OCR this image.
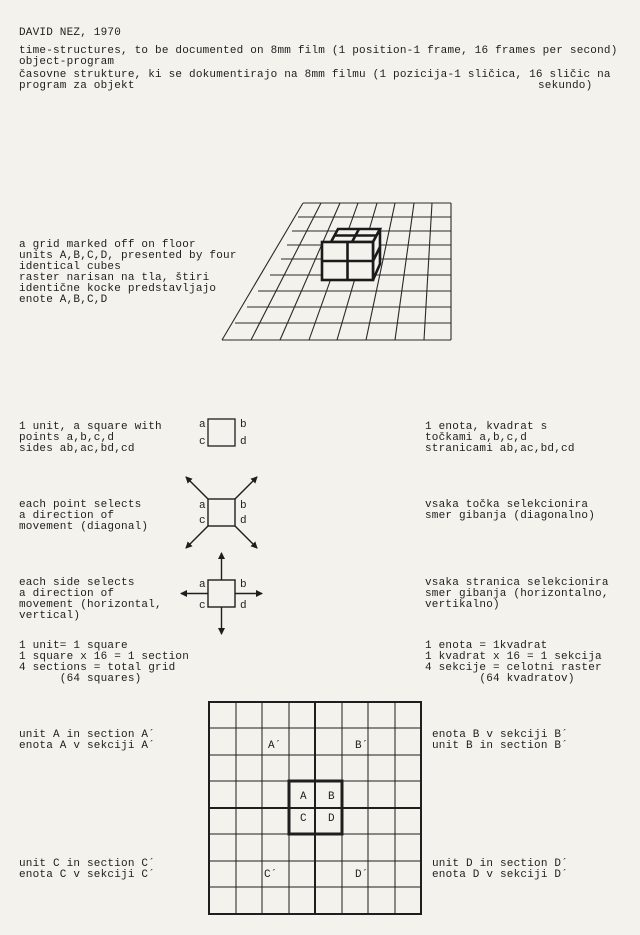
DAVID NEZ, 1970
time-structures, to be documented on 8mm film (1 position-1 frame, 16 frames per second)
object-program
časovne strukture, ki se dokumentirajo na 8mm filmu (1 pozicija-1 sličica, 16 sličic na
program za objekt	sekundo)
a grid marked off on floor
units A,B,C,D, presented by four
identical cubes
raster narisan na tla, štiri
identične kocke predstavljajo
enote A,B,C,D
1 unit, a square with
points a,b,c,d
sides ab,ac,bd,cd
1 enota, kvadrat s
točkami a,b,c,d
stranicami ab,ac,bd,cd
each point selects
a direction of
movement (diagonal)
vsaka točka selekcionira
smer gibanja (diagonalno)
each side selects
a direction of
movement (horizontal,
vertical)
vsaka stranica selekcionira
smer gibanja (horizontalno,
vertikalno)
1 unit= 1 square
1 square x 16 = 1 section
4 sections = total grid
(64 squares)
1 enota = 1kvadrat
1 kvadrat x 16 = 1 sekcija
4 sekcije = celotni raster
(64 kvadratov)
unit A in section A´
enota A v sekciji A´
enota B v sekciji B´
unit B in section B´
unit C in section C´
enota C v sekciji C´
unit D in section D´
enota D v sekciji D´
a	b
c	d
a	b
c	d
a	b
c	d
A´	B´
C´	D´
A B
C D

▶ **EXERCISE**: Each line in the listing above that contains "selekcionira" should be copied.

▶ **RESULT FOR THIS TASK**:
vsaka točka selekcionira
vsaka stranica selekcionira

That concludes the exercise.